-- begin Extracted information --
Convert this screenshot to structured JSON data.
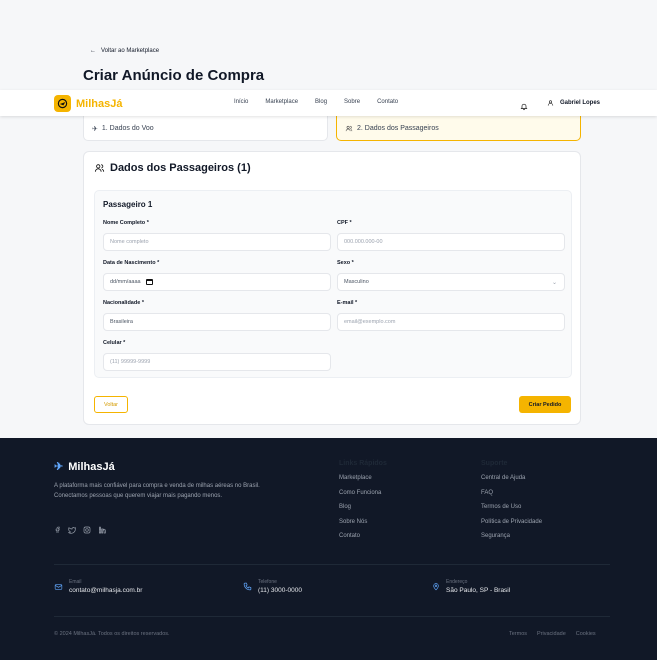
{
  "header": {
    "back_link": "Voltar ao Marketplace",
    "page_title": "Criar Anúncio de Compra"
  },
  "navbar": {
    "brand": "MilhasJá",
    "links": [
      "Início",
      "Marketplace",
      "Blog",
      "Sobre",
      "Contato"
    ],
    "user_name": "Gabriel Lopes",
    "icons": [
      "plane-icon",
      "bell-icon",
      "user-icon"
    ]
  },
  "steps": [
    {
      "label": "1. Dados do Voo",
      "active": false
    },
    {
      "label": "2. Dados dos Passageiros",
      "active": true
    }
  ],
  "form": {
    "title": "Dados dos Passageiros (1)",
    "passenger_title": "Passageiro 1",
    "fields": {
      "name": {
        "label": "Nome Completo *",
        "placeholder": "Nome completo"
      },
      "cpf": {
        "label": "CPF *",
        "placeholder": "000.000.000-00"
      },
      "birth": {
        "label": "Data de Nascimento *",
        "placeholder": "dd/mm/aaaa"
      },
      "sex": {
        "label": "Sexo *",
        "value": "Masculino"
      },
      "nationality": {
        "label": "Nacionalidade *",
        "value": "Brasileira"
      },
      "email": {
        "label": "E-mail *",
        "placeholder": "email@exemplo.com"
      },
      "phone": {
        "label": "Celular *",
        "placeholder": "(11) 99999-9999"
      }
    },
    "back_button": "Voltar",
    "submit_button": "Criar Pedido"
  },
  "footer": {
    "brand": "MilhasJá",
    "description": "A plataforma mais confiável para compra e venda de milhas aéreas no Brasil. Conectamos pessoas que querem viajar mais pagando menos.",
    "quick_links_title": "Links Rápidos",
    "quick_links": [
      "Marketplace",
      "Como Funciona",
      "Blog",
      "Sobre Nós",
      "Contato"
    ],
    "support_title": "Suporte",
    "support_links": [
      "Central de Ajuda",
      "FAQ",
      "Termos de Uso",
      "Política de Privacidade",
      "Segurança"
    ],
    "contact": {
      "email_label": "Email",
      "email": "contato@milhasja.com.br",
      "phone_label": "Telefone",
      "phone": "(11) 3000-0000",
      "address_label": "Endereço",
      "address": "São Paulo, SP - Brasil"
    },
    "copyright": "© 2024 MilhasJá. Todos os direitos reservados.",
    "legal": [
      "Termos",
      "Privacidade",
      "Cookies"
    ]
  },
  "colors": {
    "accent": "#f5b400",
    "footer_bg": "#111827"
  }
}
-- end Extracted information --
# [Task]
Find the string "Passageiros" in the entries above and return each line that holds it.

# [Written solution]
      "label": "2. Dados dos Passageiros",
    "title": "Dados dos Passageiros (1)",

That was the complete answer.